__What needs to be done__: Reproduce all of the data exactly.

__Information provided__:
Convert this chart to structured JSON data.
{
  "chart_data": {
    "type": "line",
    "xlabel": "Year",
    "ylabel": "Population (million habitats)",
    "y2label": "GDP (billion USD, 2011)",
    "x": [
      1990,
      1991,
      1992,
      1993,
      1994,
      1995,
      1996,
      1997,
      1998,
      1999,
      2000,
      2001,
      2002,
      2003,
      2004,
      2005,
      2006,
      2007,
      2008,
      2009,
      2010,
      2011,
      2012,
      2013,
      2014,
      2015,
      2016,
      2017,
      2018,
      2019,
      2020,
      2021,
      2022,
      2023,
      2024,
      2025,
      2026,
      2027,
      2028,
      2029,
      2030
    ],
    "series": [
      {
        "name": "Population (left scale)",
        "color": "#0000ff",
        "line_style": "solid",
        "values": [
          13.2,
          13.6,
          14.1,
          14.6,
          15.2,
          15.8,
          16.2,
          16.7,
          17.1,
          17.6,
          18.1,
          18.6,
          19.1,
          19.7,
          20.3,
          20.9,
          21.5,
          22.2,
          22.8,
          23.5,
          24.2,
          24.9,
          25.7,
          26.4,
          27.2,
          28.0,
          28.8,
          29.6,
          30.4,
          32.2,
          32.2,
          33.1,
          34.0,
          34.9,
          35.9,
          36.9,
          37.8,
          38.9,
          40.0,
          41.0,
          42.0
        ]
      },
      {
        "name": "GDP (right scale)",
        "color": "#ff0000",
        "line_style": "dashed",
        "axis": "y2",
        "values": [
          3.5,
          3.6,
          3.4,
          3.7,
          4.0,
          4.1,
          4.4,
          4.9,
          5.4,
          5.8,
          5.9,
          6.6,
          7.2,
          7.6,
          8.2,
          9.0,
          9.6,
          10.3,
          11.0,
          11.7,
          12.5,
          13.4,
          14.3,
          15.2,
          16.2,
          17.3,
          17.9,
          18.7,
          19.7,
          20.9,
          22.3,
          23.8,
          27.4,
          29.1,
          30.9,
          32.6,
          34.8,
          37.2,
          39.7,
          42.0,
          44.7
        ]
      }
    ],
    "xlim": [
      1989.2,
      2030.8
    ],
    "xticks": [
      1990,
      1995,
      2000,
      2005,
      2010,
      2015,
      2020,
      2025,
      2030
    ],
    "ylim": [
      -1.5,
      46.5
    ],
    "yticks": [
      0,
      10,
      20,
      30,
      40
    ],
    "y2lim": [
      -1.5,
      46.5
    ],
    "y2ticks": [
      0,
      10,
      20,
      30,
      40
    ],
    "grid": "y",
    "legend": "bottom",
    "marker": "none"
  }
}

__Exercise solution__:
Convert this chart to structured JSON data.
{
  "chart_data": {
    "type": "line",
    "xlabel": "Year",
    "ylabel": "Population (million habitats)",
    "y2label": "GDP (billion USD, 2011)",
    "x": [
      1990,
      1991,
      1992,
      1993,
      1994,
      1995,
      1996,
      1997,
      1998,
      1999,
      2000,
      2001,
      2002,
      2003,
      2004,
      2005,
      2006,
      2007,
      2008,
      2009,
      2010,
      2011,
      2012,
      2013,
      2014,
      2015,
      2016,
      2017,
      2018,
      2019,
      2020,
      2021,
      2022,
      2023,
      2024,
      2025,
      2026,
      2027,
      2028,
      2029,
      2030
    ],
    "series": [
      {
        "name": "Population (left scale)",
        "color": "#0000ff",
        "line_style": "solid",
        "values": [
          13.2,
          13.6,
          14.1,
          14.6,
          15.2,
          15.8,
          16.2,
          16.7,
          17.1,
          17.6,
          18.1,
          18.6,
          19.1,
          19.7,
          20.3,
          20.9,
          21.5,
          22.2,
          22.8,
          23.5,
          24.2,
          24.9,
          25.7,
          26.4,
          27.2,
          28.0,
          28.8,
          29.6,
          30.4,
          32.2,
          32.2,
          33.1,
          34.0,
          34.9,
          35.9,
          36.9,
          37.8,
          38.9,
          40.0,
          41.0,
          42.0
        ]
      },
      {
        "name": "GDP (right scale)",
        "color": "#ff0000",
        "line_style": "dashed",
        "axis": "y2",
        "values": [
          3.5,
          3.6,
          3.4,
          3.7,
          4.0,
          4.1,
          4.4,
          4.9,
          5.4,
          5.8,
          5.9,
          6.6,
          7.2,
          7.6,
          8.2,
          9.0,
          9.6,
          10.3,
          11.0,
          11.7,
          12.5,
          13.4,
          14.3,
          15.2,
          16.2,
          17.3,
          17.9,
          18.7,
          19.7,
          20.9,
          22.3,
          23.8,
          27.4,
          29.1,
          30.9,
          32.6,
          34.8,
          37.2,
          39.7,
          42.0,
          44.7
        ]
      }
    ],
    "xlim": [
      1989.2,
      2030.8
    ],
    "xticks": [
      1990,
      1995,
      2000,
      2005,
      2010,
      2015,
      2020,
      2025,
      2030
    ],
    "ylim": [
      -1.5,
      46.5
    ],
    "yticks": [
      0,
      10,
      20,
      30,
      40
    ],
    "y2lim": [
      -1.5,
      46.5
    ],
    "y2ticks": [
      0,
      10,
      20,
      30,
      40
    ],
    "grid": "y",
    "legend": "bottom",
    "marker": "none"
  }
}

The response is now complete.